● **SHORT TASK**
From the listing below, pick out each line with the word "принятие".
── SUPPLIED INFORMATION ──
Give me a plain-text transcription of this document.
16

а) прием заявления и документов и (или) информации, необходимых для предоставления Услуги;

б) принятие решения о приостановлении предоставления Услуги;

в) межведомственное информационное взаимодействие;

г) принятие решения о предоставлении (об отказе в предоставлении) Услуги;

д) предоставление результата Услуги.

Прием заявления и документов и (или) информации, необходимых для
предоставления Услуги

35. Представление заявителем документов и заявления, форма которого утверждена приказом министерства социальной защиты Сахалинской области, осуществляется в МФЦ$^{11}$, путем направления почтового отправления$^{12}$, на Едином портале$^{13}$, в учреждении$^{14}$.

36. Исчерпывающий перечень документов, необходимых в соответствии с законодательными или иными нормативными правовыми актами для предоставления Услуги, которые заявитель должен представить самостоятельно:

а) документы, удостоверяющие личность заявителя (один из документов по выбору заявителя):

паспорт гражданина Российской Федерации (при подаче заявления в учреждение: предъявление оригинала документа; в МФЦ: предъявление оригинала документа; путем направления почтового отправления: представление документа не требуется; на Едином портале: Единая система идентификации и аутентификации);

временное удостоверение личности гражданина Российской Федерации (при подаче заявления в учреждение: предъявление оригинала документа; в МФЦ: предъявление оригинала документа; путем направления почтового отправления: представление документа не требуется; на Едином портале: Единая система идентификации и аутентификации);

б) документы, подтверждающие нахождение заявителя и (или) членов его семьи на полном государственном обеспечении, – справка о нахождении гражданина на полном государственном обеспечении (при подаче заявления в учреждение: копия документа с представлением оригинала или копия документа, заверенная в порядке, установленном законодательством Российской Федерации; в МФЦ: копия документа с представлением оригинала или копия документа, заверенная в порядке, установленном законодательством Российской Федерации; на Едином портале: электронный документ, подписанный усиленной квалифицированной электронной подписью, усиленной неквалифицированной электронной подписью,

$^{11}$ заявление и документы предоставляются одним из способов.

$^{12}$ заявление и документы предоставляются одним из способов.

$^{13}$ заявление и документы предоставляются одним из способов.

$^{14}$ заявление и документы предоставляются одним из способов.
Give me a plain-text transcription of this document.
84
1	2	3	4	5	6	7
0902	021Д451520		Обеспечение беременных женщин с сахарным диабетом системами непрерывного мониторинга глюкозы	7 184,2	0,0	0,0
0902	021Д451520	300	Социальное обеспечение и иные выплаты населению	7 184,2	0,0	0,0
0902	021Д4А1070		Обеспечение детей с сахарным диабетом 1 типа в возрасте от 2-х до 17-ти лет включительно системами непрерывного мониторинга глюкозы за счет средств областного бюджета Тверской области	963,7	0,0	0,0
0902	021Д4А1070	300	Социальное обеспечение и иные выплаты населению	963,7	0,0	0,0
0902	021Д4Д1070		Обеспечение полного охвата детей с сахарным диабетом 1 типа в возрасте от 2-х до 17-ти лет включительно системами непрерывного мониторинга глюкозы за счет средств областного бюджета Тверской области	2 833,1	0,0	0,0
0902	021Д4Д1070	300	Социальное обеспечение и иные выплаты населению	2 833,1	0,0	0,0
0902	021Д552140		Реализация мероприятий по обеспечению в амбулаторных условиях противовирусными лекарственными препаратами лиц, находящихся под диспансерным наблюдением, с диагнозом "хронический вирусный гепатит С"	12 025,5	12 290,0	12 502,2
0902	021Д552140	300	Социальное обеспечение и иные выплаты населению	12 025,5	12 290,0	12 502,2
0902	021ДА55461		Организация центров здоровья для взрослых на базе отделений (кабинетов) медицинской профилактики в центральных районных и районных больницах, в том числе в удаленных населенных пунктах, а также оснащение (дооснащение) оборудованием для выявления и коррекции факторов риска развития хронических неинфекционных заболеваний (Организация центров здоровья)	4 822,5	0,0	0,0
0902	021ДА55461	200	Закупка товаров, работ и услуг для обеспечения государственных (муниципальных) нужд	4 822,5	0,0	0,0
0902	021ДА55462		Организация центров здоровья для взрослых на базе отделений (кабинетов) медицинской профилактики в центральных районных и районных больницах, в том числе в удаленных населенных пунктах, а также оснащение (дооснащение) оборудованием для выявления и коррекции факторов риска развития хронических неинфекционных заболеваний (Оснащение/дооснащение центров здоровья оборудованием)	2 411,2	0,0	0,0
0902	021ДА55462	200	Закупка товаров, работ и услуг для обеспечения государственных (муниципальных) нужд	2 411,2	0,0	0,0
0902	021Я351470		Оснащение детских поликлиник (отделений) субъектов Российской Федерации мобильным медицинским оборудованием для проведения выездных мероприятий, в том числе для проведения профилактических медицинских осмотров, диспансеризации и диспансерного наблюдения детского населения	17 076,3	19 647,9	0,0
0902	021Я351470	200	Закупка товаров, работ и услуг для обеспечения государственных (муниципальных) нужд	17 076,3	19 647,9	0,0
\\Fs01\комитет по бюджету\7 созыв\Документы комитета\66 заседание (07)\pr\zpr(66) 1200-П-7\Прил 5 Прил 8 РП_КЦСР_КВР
───
● **EXPECTED ANSWER**
б) принятие решения о приостановлении предоставления Услуги;
г) принятие решения о предоставлении (об отказе в предоставлении) Услуги;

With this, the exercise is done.